• THE TASK:
In the data that follows, count each line holding the string "Herderstr"; answer with the number only.

• EXERCISE INPUT:
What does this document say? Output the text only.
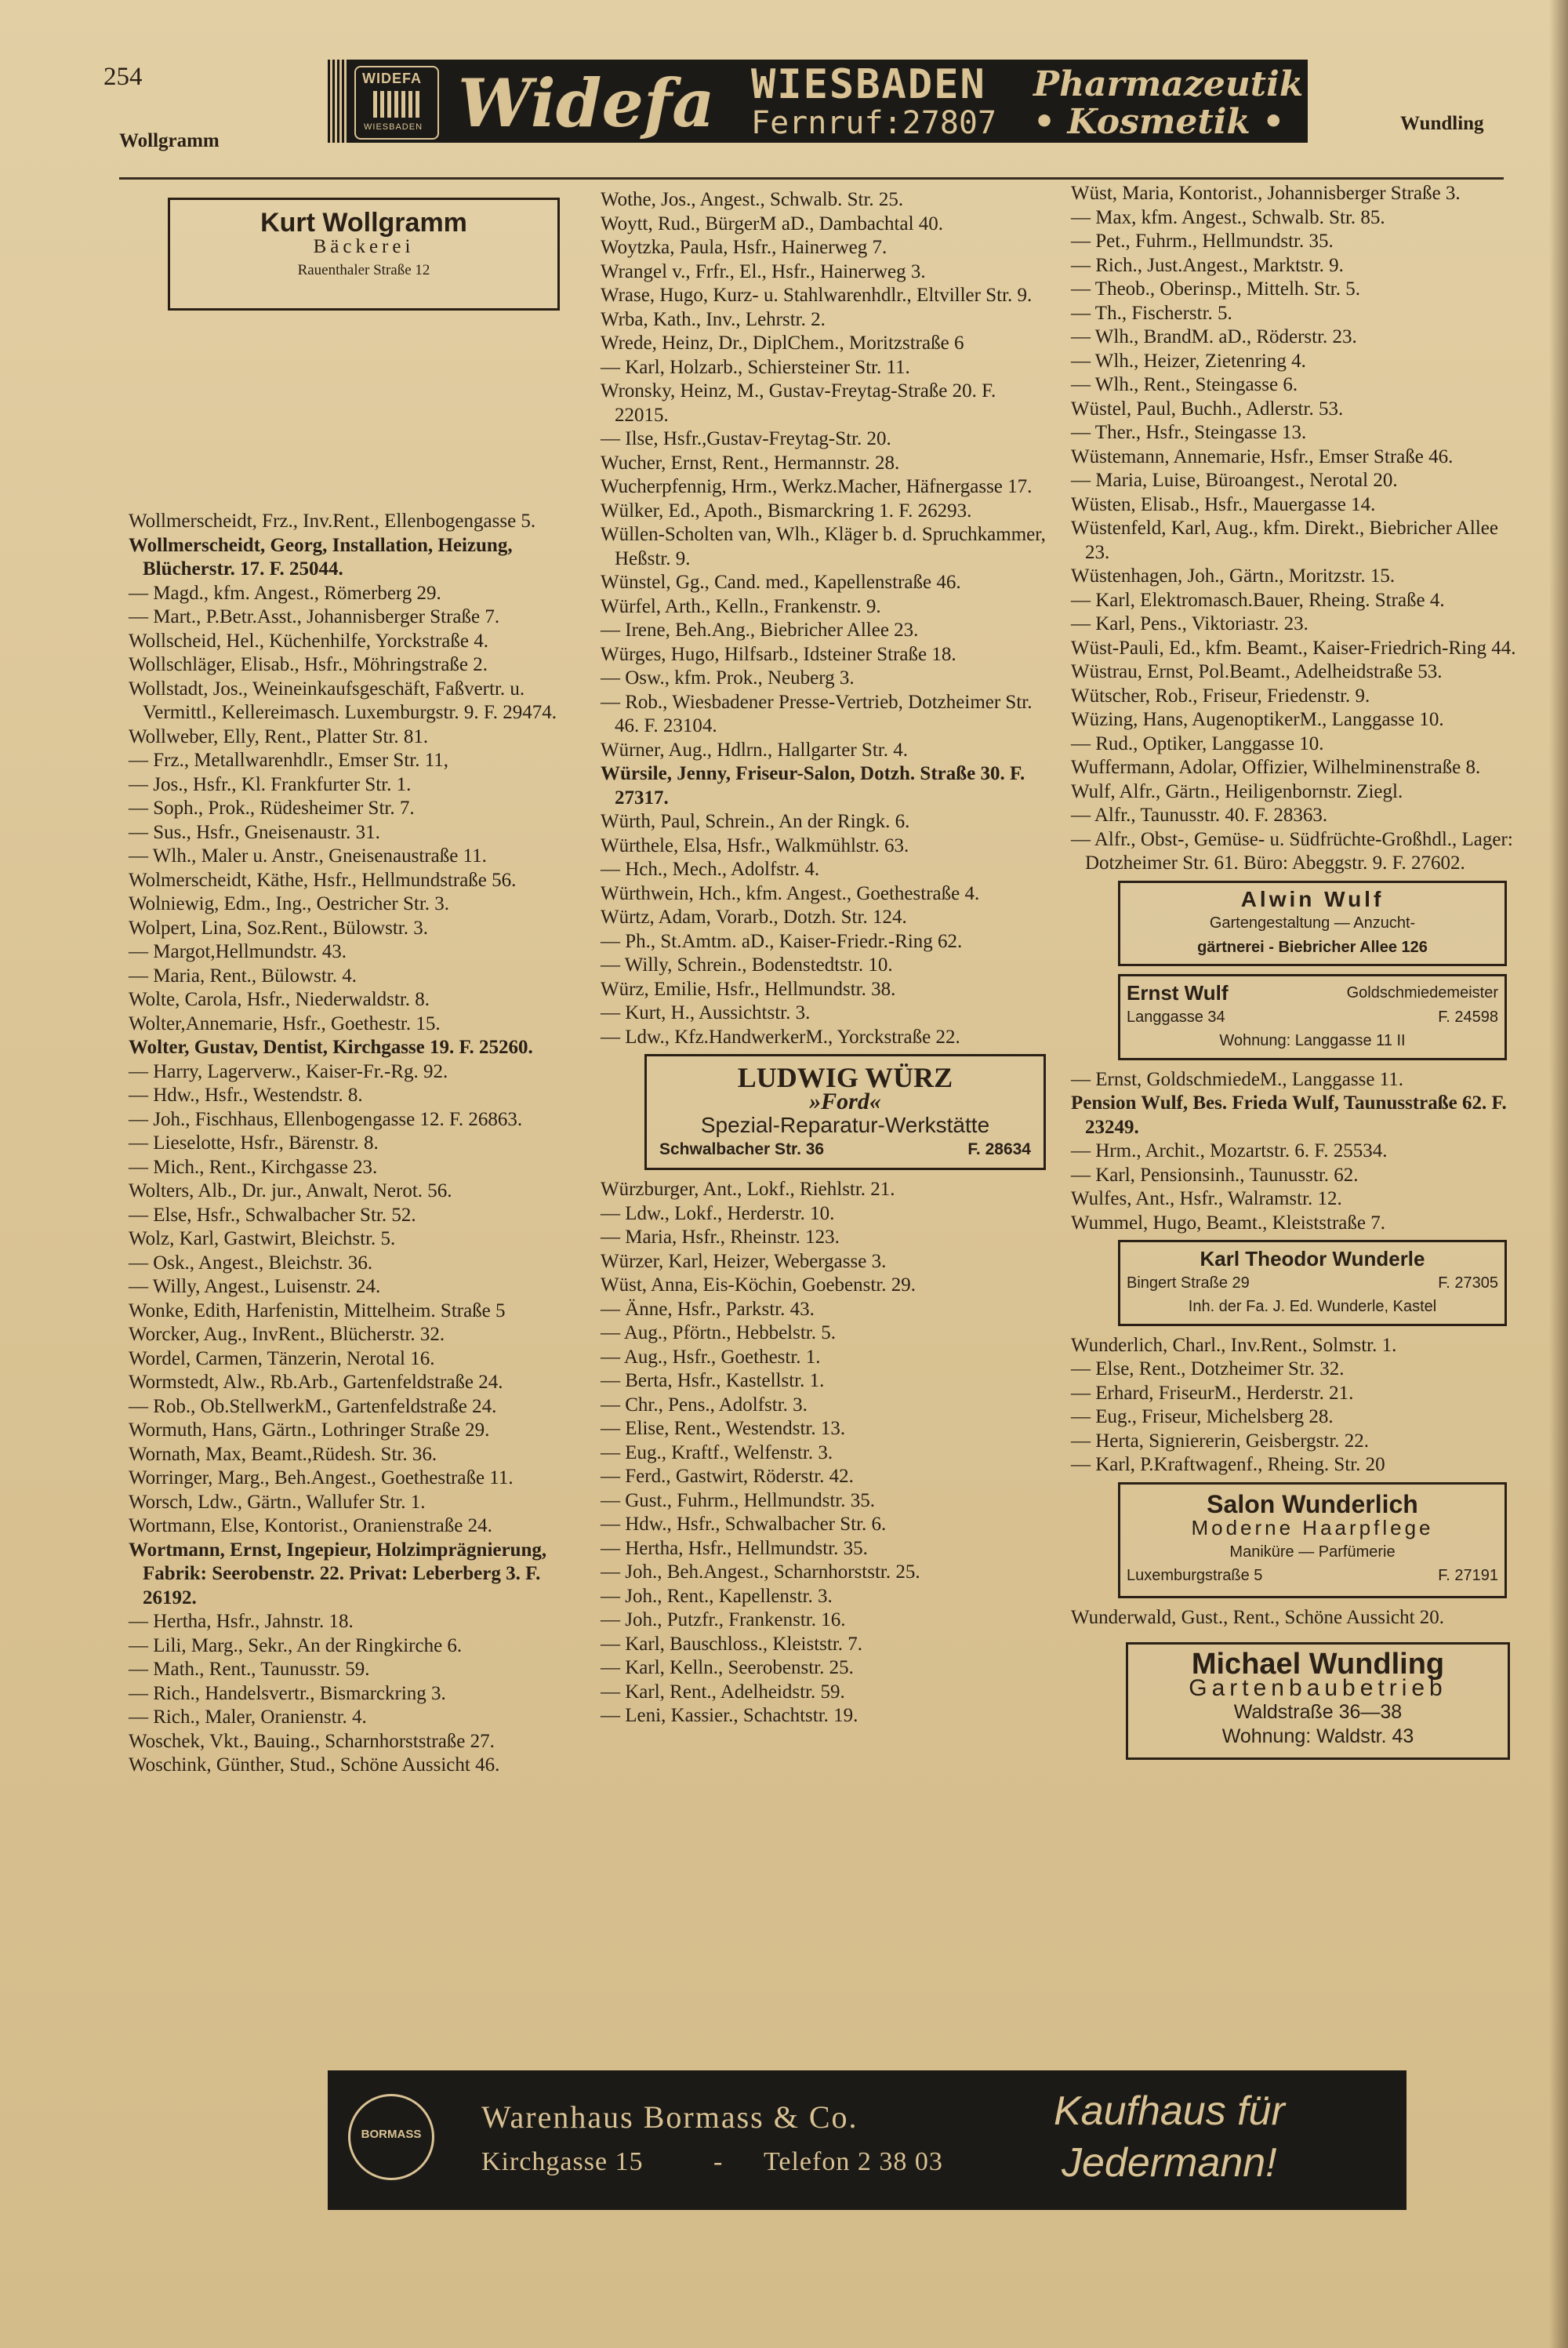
254
Wollgramm
Wundling
WIDEFA
WIESBADEN Widefa WIESBADEN
Fernruf:27807
Pharmazeutik
• Kosmetik •
Kurt Wollgramm
Bäckerei
Rauenthaler Straße 12

Wollmerscheidt, Frz., Inv.Rent., Ellenbogengasse 5.

Wollmerscheidt, Georg, Installation, Heizung, Blücherstr. 17. F. 25044.

— Magd., kfm. Angest., Römerberg 29.

— Mart., P.Betr.Asst., Johannisberger Straße 7.

Wollscheid, Hel., Küchenhilfe, Yorckstraße 4.

Wollschläger, Elisab., Hsfr., Möhringstraße 2.

Wollstadt, Jos., Weineinkaufsgeschäft, Faßvertr. u. Vermittl., Kellereimasch. Luxemburgstr. 9. F. 29474.

Wollweber, Elly, Rent., Platter Str. 81.

— Frz., Metallwarenhdlr., Emser Str. 11,

— Jos., Hsfr., Kl. Frankfurter Str. 1.

— Soph., Prok., Rüdesheimer Str. 7.

— Sus., Hsfr., Gneisenaustr. 31.

— Wlh., Maler u. Anstr., Gneisenaustraße 11.

Wolmerscheidt, Käthe, Hsfr., Hellmundstraße 56.

Wolniewig, Edm., Ing., Oestricher Str. 3.

Wolpert, Lina, Soz.Rent., Bülowstr. 3.

— Margot,Hellmundstr. 43.

— Maria, Rent., Bülowstr. 4.

Wolte, Carola, Hsfr., Niederwaldstr. 8.

Wolter,Annemarie, Hsfr., Goethestr. 15.

Wolter, Gustav, Dentist, Kirchgasse 19. F. 25260.

— Harry, Lagerverw., Kaiser-Fr.-Rg. 92.

— Hdw., Hsfr., Westendstr. 8.

— Joh., Fischhaus, Ellenbogengasse 12. F. 26863.

— Lieselotte, Hsfr., Bärenstr. 8.

— Mich., Rent., Kirchgasse 23.

Wolters, Alb., Dr. jur., Anwalt, Nerot. 56.

— Else, Hsfr., Schwalbacher Str. 52.

Wolz, Karl, Gastwirt, Bleichstr. 5.

— Osk., Angest., Bleichstr. 36.

— Willy, Angest., Luisenstr. 24.

Wonke, Edith, Harfenistin, Mittelheim. Straße 5

Worcker, Aug., InvRent., Blücherstr. 32.

Wordel, Carmen, Tänzerin, Nerotal 16.

Wormstedt, Alw., Rb.Arb., Gartenfeldstraße 24.

— Rob., Ob.StellwerkM., Gartenfeldstraße 24.

Wormuth, Hans, Gärtn., Lothringer Straße 29.

Wornath, Max, Beamt.,Rüdesh. Str. 36.

Worringer, Marg., Beh.Angest., Goethestraße 11.

Worsch, Ldw., Gärtn., Wallufer Str. 1.

Wortmann, Else, Kontorist., Oranienstraße 24.

Wortmann, Ernst, Ingepieur, Holzimprägnierung, Fabrik: Seerobenstr. 22. Privat: Leberberg 3. F. 26192.

— Hertha, Hsfr., Jahnstr. 18.

— Lili, Marg., Sekr., An der Ringkirche 6.

— Math., Rent., Taunusstr. 59.

— Rich., Handelsvertr., Bismarckring 3.

— Rich., Maler, Oranienstr. 4.

Woschek, Vkt., Bauing., Scharnhorststraße 27.

Woschink, Günther, Stud., Schöne Aussicht 46.

Wothe, Jos., Angest., Schwalb. Str. 25.

Woytt, Rud., BürgerM aD., Dambachtal 40.

Woytzka, Paula, Hsfr., Hainerweg 7.

Wrangel v., Frfr., El., Hsfr., Hainerweg 3.

Wrase, Hugo, Kurz- u. Stahlwarenhdlr., Eltviller Str. 9.

Wrba, Kath., Inv., Lehrstr. 2.

Wrede, Heinz, Dr., DiplChem., Moritzstraße 6

— Karl, Holzarb., Schiersteiner Str. 11.

Wronsky, Heinz, M., Gustav-Freytag-Straße 20. F. 22015.

— Ilse, Hsfr.,Gustav-Freytag-Str. 20.

Wucher, Ernst, Rent., Hermannstr. 28.

Wucherpfennig, Hrm., Werkz.Macher, Häfnergasse 17.

Wülker, Ed., Apoth., Bismarckring 1. F. 26293.

Wüllen-Scholten van, Wlh., Kläger b. d. Spruchkammer, Heßstr. 9.

Wünstel, Gg., Cand. med., Kapellenstraße 46.

Würfel, Arth., Kelln., Frankenstr. 9.

— Irene, Beh.Ang., Biebricher Allee 23.

Würges, Hugo, Hilfsarb., Idsteiner Straße 18.

— Osw., kfm. Prok., Neuberg 3.

— Rob., Wiesbadener Presse-Vertrieb, Dotzheimer Str. 46. F. 23104.

Würner, Aug., Hdlrn., Hallgarter Str. 4.

Würsile, Jenny, Friseur-Salon, Dotzh. Straße 30. F. 27317.

Würth, Paul, Schrein., An der Ringk. 6.

Würthele, Elsa, Hsfr., Walkmühlstr. 63.

— Hch., Mech., Adolfstr. 4.

Würthwein, Hch., kfm. Angest., Goethestraße 4.

Würtz, Adam, Vorarb., Dotzh. Str. 124.

— Ph., St.Amtm. aD., Kaiser-Friedr.-Ring 62.

— Willy, Schrein., Bodenstedtstr. 10.

Würz, Emilie, Hsfr., Hellmundstr. 38.

— Kurt, H., Aussichtstr. 3.

— Ldw., Kfz.HandwerkerM., Yorckstraße 22.

LUDWIG WÜRZ
»Ford«
Spezial-Reparatur-Werkstätte
Schwalbacher Str. 36	F. 28634

Würzburger, Ant., Lokf., Riehlstr. 21.

— Ldw., Lokf., Herderstr. 10.

— Maria, Hsfr., Rheinstr. 123.

Würzer, Karl, Heizer, Webergasse 3.

Wüst, Anna, Eis-Köchin, Goebenstr. 29.

— Änne, Hsfr., Parkstr. 43.

— Aug., Pförtn., Hebbelstr. 5.

— Aug., Hsfr., Goethestr. 1.

— Berta, Hsfr., Kastellstr. 1.

— Chr., Pens., Adolfstr. 3.

— Elise, Rent., Westendstr. 13.

— Eug., Kraftf., Welfenstr. 3.

— Ferd., Gastwirt, Röderstr. 42.

— Gust., Fuhrm., Hellmundstr. 35.

— Hdw., Hsfr., Schwalbacher Str. 6.

— Hertha, Hsfr., Hellmundstr. 35.

— Joh., Beh.Angest., Scharnhorststr. 25.

— Joh., Rent., Kapellenstr. 3.

— Joh., Putzfr., Frankenstr. 16.

— Karl, Bauschloss., Kleiststr. 7.

— Karl, Kelln., Seerobenstr. 25.

— Karl, Rent., Adelheidstr. 59.

— Leni, Kassier., Schachtstr. 19.

Wüst, Maria, Kontorist., Johannisberger Straße 3.

— Max, kfm. Angest., Schwalb. Str. 85.

— Pet., Fuhrm., Hellmundstr. 35.

— Rich., Just.Angest., Marktstr. 9.

— Theob., Oberinsp., Mittelh. Str. 5.

— Th., Fischerstr. 5.

— Wlh., BrandM. aD., Röderstr. 23.

— Wlh., Heizer, Zietenring 4.

— Wlh., Rent., Steingasse 6.

Wüstel, Paul, Buchh., Adlerstr. 53.

— Ther., Hsfr., Steingasse 13.

Wüstemann, Annemarie, Hsfr., Emser Straße 46.

— Maria, Luise, Büroangest., Nerotal 20.

Wüsten, Elisab., Hsfr., Mauergasse 14.

Wüstenfeld, Karl, Aug., kfm. Direkt., Biebricher Allee 23.

Wüstenhagen, Joh., Gärtn., Moritzstr. 15.

— Karl, Elektromasch.Bauer, Rheing. Straße 4.

— Karl, Pens., Viktoriastr. 23.

Wüst-Pauli, Ed., kfm. Beamt., Kaiser-Friedrich-Ring 44.

Wüstrau, Ernst, Pol.Beamt., Adelheidstraße 53.

Wütscher, Rob., Friseur, Friedenstr. 9.

Wüzing, Hans, AugenoptikerM., Langgasse 10.

— Rud., Optiker, Langgasse 10.

Wuffermann, Adolar, Offizier, Wilhelminenstraße 8.

Wulf, Alfr., Gärtn., Heiligenbornstr. Ziegl.

— Alfr., Taunusstr. 40. F. 28363.

— Alfr., Obst-, Gemüse- u. Südfrüchte-Großhdl., Lager: Dotzheimer Str. 61. Büro: Abeggstr. 9. F. 27602.

Alwin Wulf
Gartengestaltung — Anzucht-
gärtnerei - Biebricher Allee 126
Ernst Wulf	Goldschmiedemeister
Langgasse 34	F. 24598
Wohnung: Langgasse 11 II

— Ernst, GoldschmiedeM., Langgasse 11.

Pension Wulf, Bes. Frieda Wulf, Taunusstraße 62. F. 23249.

— Hrm., Archit., Mozartstr. 6. F. 25534.

— Karl, Pensionsinh., Taunusstr. 62.

Wulfes, Ant., Hsfr., Walramstr. 12.

Wummel, Hugo, Beamt., Kleiststraße 7.

Karl Theodor Wunderle
Bingert Straße 29	F. 27305
Inh. der Fa. J. Ed. Wunderle, Kastel

Wunderlich, Charl., Inv.Rent., Solmstr. 1.

— Else, Rent., Dotzheimer Str. 32.

— Erhard, FriseurM., Herderstr. 21.

— Eug., Friseur, Michelsberg 28.

— Herta, Signiererin, Geisbergstr. 22.

— Karl, P.Kraftwagenf., Rheing. Str. 20

Salon Wunderlich
Moderne Haarpflege
Maniküre — Parfümerie
Luxemburgstraße 5	F. 27191

Wunderwald, Gust., Rent., Schöne Aussicht 20.

Michael Wundling
Gartenbaubetrieb
Waldstraße 36—38
Wohnung: Waldstr. 43
BORMASS Warenhaus Bormass & Co.
Kirchgasse 15	- Telefon 2 38 03
Kaufhaus für
Jedermann!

• THE REPLY:
2